▶ _LISTED ENTRIES_:
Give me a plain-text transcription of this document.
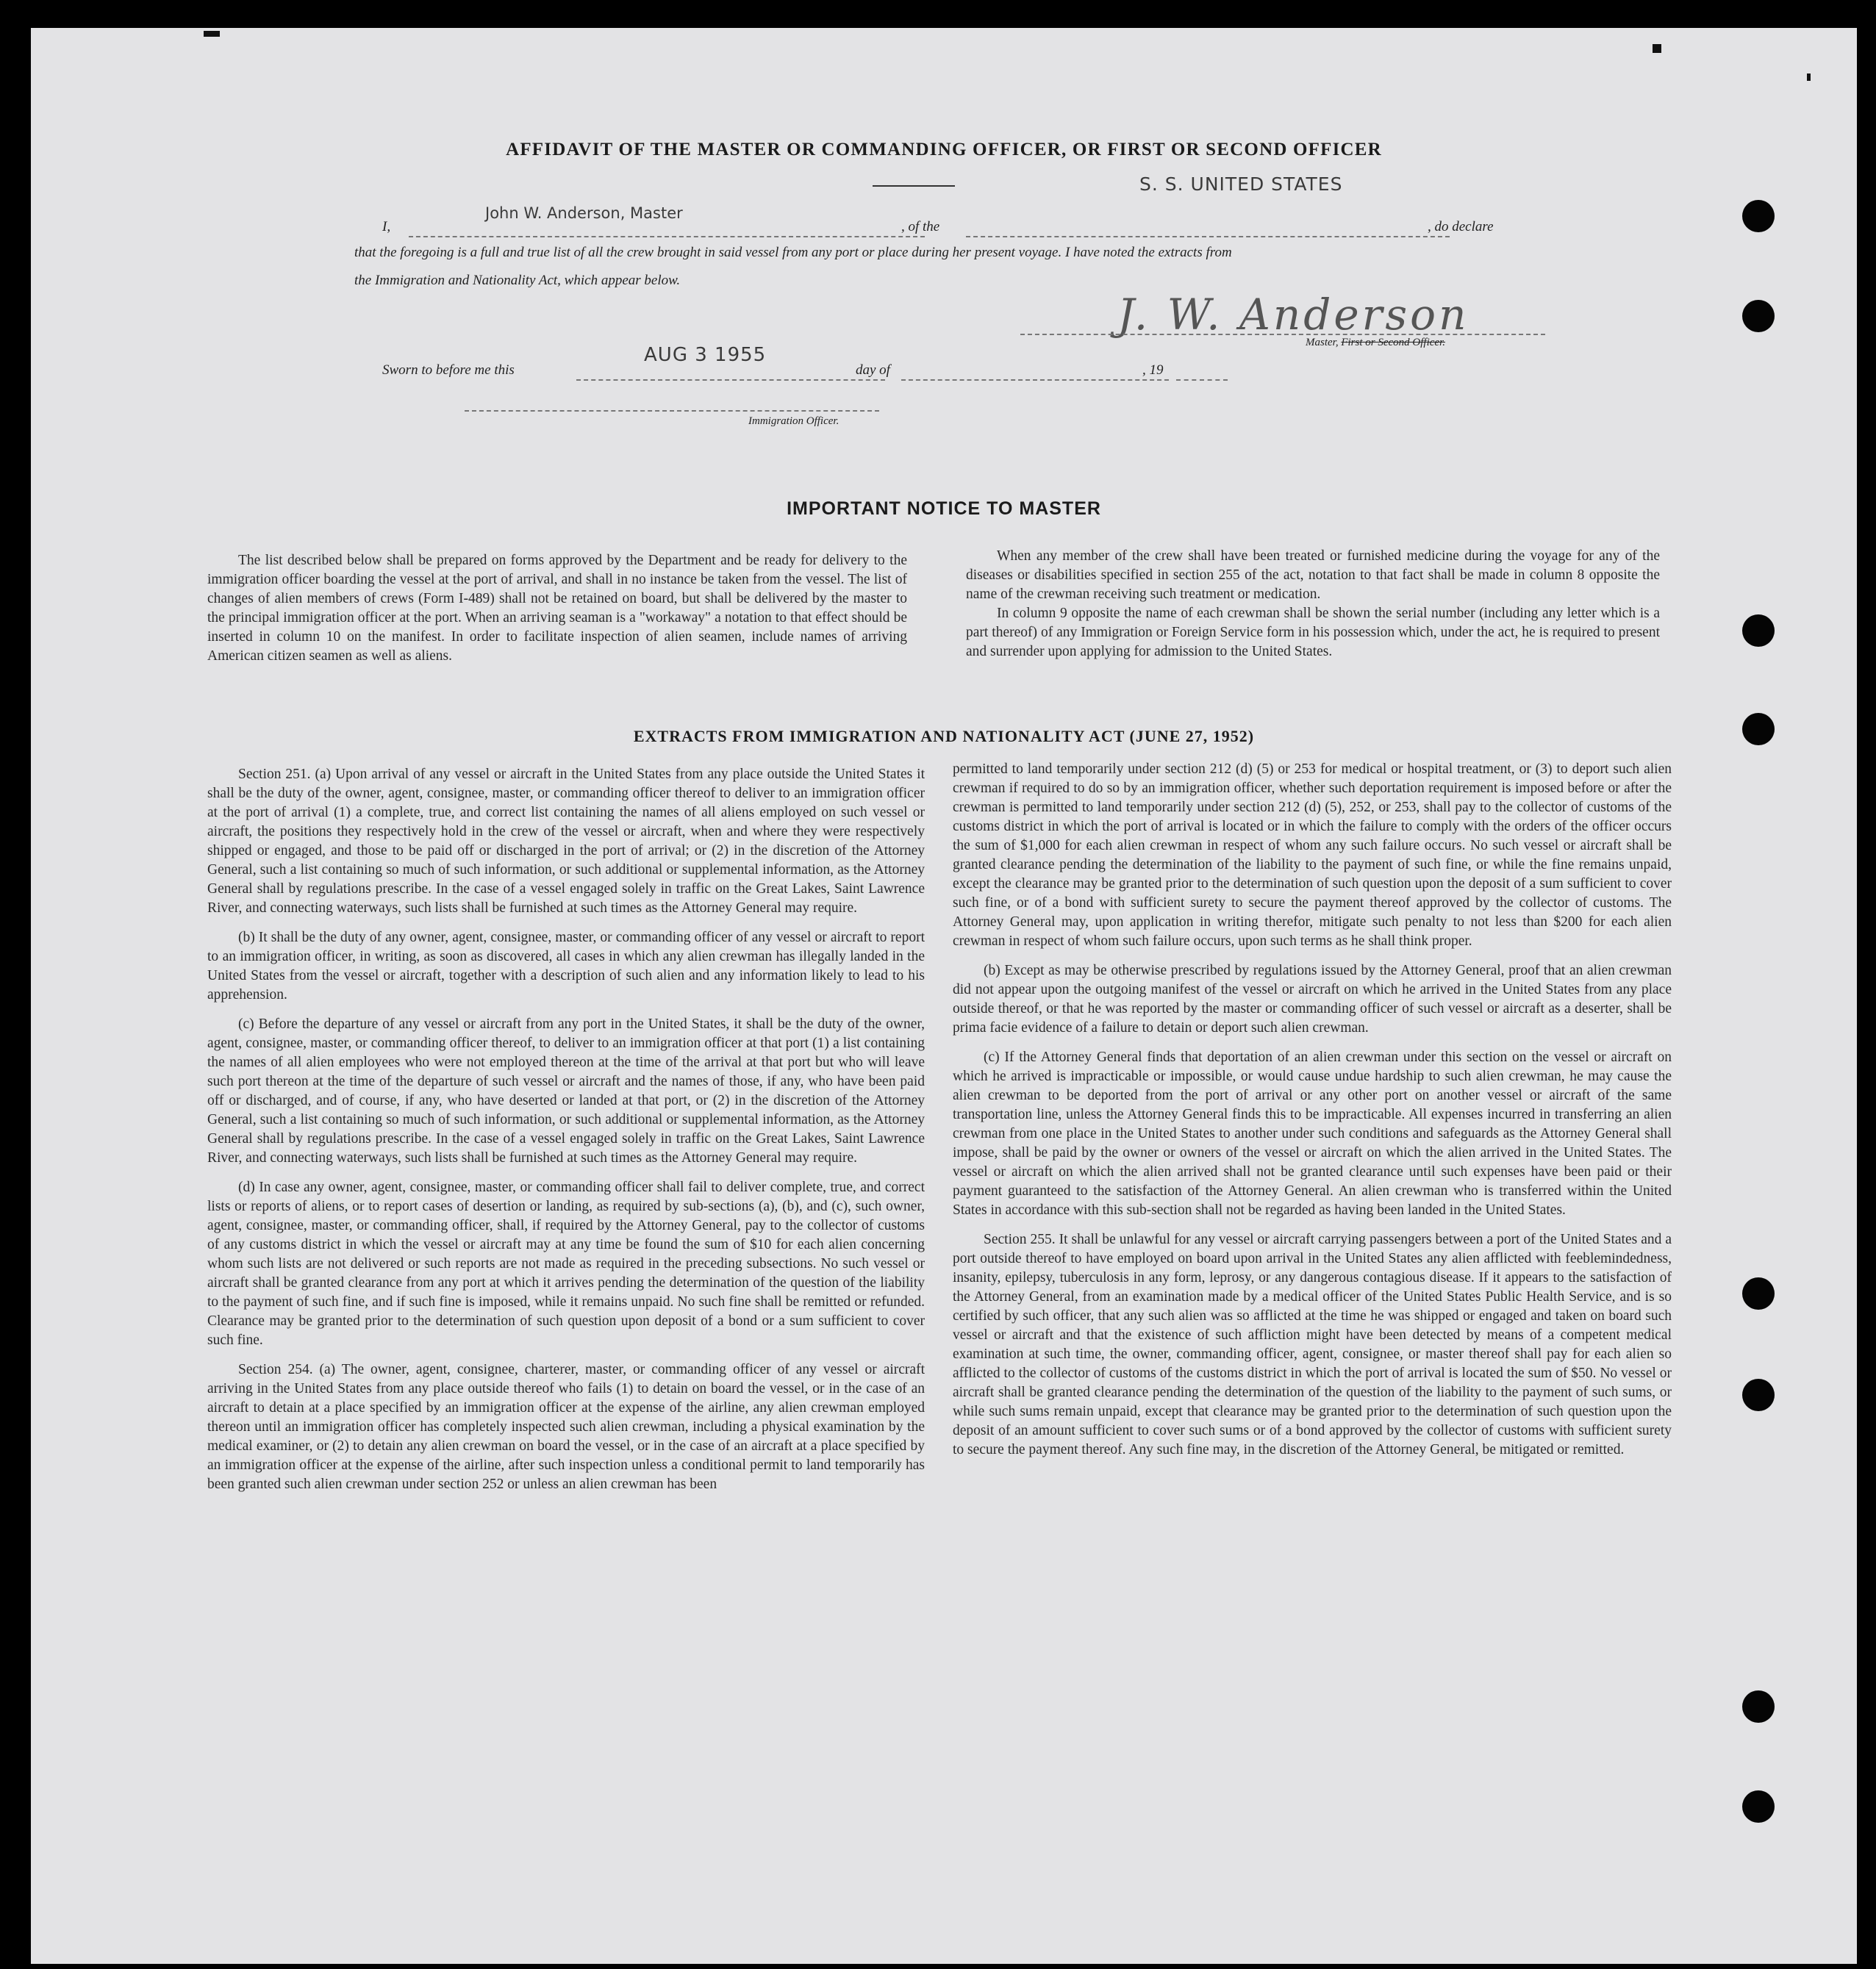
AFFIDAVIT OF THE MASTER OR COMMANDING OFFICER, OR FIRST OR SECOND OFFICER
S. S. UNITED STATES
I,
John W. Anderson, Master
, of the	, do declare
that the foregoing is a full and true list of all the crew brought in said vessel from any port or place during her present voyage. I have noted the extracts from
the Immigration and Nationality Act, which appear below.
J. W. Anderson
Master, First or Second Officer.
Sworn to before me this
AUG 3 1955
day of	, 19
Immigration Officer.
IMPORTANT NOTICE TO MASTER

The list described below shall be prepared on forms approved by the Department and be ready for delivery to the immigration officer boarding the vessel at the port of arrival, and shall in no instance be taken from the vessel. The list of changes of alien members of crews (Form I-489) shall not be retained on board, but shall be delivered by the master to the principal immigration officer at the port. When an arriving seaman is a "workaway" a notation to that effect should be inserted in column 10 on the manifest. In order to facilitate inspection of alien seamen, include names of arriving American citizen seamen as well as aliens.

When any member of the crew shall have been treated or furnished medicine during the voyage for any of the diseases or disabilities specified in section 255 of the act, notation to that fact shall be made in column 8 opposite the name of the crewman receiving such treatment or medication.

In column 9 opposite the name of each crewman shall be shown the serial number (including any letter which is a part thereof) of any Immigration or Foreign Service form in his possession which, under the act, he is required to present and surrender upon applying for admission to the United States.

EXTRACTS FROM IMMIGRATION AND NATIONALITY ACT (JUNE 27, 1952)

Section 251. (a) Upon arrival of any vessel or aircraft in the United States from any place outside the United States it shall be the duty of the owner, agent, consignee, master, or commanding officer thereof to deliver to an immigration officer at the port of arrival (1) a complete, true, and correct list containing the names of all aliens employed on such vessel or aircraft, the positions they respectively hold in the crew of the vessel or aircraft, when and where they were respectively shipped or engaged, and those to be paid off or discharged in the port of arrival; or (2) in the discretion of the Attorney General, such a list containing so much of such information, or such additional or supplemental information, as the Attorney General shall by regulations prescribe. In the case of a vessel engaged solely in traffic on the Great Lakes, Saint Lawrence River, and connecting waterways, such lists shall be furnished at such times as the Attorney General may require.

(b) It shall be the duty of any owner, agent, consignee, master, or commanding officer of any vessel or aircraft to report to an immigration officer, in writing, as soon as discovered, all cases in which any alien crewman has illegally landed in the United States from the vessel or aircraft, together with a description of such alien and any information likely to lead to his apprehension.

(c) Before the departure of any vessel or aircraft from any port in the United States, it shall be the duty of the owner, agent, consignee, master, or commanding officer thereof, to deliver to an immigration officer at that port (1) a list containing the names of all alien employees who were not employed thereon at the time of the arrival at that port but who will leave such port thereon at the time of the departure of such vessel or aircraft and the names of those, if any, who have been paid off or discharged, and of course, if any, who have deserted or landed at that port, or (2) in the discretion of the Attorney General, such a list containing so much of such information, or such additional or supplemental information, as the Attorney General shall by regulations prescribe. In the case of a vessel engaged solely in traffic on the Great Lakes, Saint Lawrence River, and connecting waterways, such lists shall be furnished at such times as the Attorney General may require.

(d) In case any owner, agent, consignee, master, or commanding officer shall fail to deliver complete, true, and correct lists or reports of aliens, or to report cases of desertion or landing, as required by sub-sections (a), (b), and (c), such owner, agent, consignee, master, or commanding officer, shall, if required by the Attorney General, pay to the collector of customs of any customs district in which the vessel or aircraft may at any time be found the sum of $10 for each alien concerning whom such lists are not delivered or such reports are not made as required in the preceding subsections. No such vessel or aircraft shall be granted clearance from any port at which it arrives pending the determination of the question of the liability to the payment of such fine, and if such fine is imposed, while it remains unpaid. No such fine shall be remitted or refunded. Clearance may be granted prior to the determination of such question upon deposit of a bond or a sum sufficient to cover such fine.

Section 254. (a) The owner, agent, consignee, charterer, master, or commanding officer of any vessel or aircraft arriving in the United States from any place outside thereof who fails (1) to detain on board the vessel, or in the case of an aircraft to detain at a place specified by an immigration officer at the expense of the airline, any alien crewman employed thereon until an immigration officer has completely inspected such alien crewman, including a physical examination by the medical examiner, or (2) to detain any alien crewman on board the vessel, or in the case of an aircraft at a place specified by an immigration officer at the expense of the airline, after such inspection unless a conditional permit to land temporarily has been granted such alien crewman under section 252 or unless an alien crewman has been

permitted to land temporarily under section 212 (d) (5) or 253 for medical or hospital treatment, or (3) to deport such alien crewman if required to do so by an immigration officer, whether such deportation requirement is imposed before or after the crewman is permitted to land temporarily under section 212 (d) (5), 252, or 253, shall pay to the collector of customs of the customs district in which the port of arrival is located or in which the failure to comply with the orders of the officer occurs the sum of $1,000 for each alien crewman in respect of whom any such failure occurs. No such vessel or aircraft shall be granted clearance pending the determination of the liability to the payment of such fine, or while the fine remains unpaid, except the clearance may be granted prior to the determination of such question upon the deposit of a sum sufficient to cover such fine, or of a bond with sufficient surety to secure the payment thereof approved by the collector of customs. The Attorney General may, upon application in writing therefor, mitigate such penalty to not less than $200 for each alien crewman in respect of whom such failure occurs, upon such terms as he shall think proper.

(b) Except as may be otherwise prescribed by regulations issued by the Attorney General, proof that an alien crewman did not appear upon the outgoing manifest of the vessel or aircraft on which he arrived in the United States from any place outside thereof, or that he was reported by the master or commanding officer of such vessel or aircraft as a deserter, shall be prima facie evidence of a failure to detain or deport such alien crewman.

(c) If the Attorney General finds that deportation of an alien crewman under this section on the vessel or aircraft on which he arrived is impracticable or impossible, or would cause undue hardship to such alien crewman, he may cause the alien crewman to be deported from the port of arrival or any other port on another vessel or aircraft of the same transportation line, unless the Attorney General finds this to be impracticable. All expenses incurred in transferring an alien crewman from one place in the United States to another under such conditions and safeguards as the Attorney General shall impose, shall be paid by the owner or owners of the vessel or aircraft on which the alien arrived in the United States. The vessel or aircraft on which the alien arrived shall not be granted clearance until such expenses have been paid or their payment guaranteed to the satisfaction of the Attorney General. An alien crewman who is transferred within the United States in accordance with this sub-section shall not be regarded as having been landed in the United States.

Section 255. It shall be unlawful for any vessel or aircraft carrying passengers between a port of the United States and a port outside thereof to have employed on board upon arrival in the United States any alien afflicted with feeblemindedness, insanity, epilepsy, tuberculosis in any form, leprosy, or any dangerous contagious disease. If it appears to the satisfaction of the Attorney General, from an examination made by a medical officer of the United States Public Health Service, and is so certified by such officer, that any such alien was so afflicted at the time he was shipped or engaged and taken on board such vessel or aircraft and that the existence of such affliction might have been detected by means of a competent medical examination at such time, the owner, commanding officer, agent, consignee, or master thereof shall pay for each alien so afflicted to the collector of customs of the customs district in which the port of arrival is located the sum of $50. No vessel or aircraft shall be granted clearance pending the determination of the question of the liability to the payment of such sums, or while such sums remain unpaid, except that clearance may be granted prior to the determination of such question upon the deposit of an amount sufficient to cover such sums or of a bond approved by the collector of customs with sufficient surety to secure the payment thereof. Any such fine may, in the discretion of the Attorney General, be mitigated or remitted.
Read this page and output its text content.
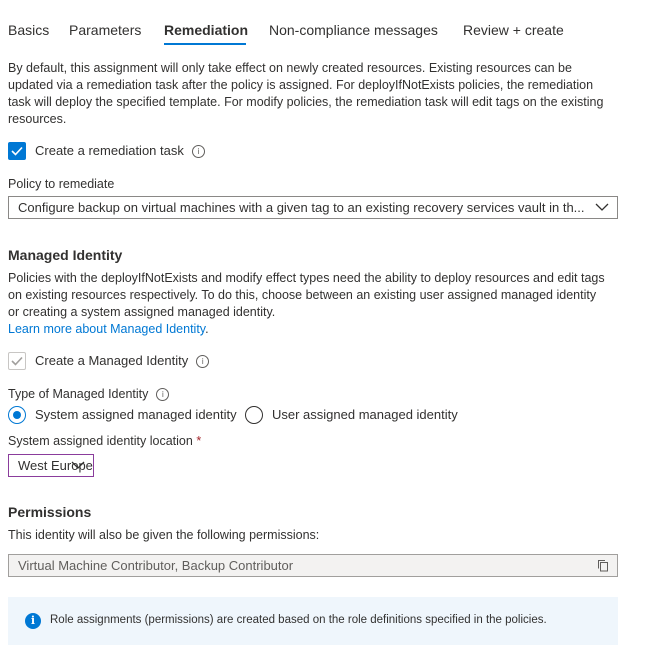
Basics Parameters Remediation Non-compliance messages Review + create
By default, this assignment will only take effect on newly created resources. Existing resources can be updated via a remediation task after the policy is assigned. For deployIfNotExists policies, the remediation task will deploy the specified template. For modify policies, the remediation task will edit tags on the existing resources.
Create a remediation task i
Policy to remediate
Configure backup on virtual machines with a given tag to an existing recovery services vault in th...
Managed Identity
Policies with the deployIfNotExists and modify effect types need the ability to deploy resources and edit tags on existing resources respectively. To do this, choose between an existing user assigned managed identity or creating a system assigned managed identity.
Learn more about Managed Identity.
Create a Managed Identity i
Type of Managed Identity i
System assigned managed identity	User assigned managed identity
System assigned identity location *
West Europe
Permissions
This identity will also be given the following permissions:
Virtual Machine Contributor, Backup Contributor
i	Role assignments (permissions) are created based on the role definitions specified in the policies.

▶ _WHAT TO WORK ON_: Please list every line of the records that contains "Saint".

▶ _WORKED SOLUTION_:
Section 251. (a) Upon arrival of any vessel or aircraft in the United States from any place outside the United States it shall be the duty of the owner, agent, consignee, master, or commanding officer thereof to deliver to an immigration officer at the port of arrival (1) a complete, true, and correct list containing the names of all aliens employed on such vessel or aircraft, the positions they respectively hold in the crew of the vessel or aircraft, when and where they were respectively shipped or engaged, and those to be paid off or discharged in the port of arrival; or (2) in the discretion of the Attorney General, such a list containing so much of such information, or such additional or supplemental information, as the Attorney General shall by regulations prescribe. In the case of a vessel engaged solely in traffic on the Great Lakes, Saint Lawrence River, and connecting waterways, such lists shall be furnished at such times as the Attorney General may require.
(c) Before the departure of any vessel or aircraft from any port in the United States, it shall be the duty of the owner, agent, consignee, master, or commanding officer thereof, to deliver to an immigration officer at that port (1) a list containing the names of all alien employees who were not employed thereon at the time of the arrival at that port but who will leave such port thereon at the time of the departure of such vessel or aircraft and the names of those, if any, who have been paid off or discharged, and of course, if any, who have deserted or landed at that port, or (2) in the discretion of the Attorney General, such a list containing so much of such information, or such additional or supplemental information, as the Attorney General shall by regulations prescribe. In the case of a vessel engaged solely in traffic on the Great Lakes, Saint Lawrence River, and connecting waterways, such lists shall be furnished at such times as the Attorney General may require.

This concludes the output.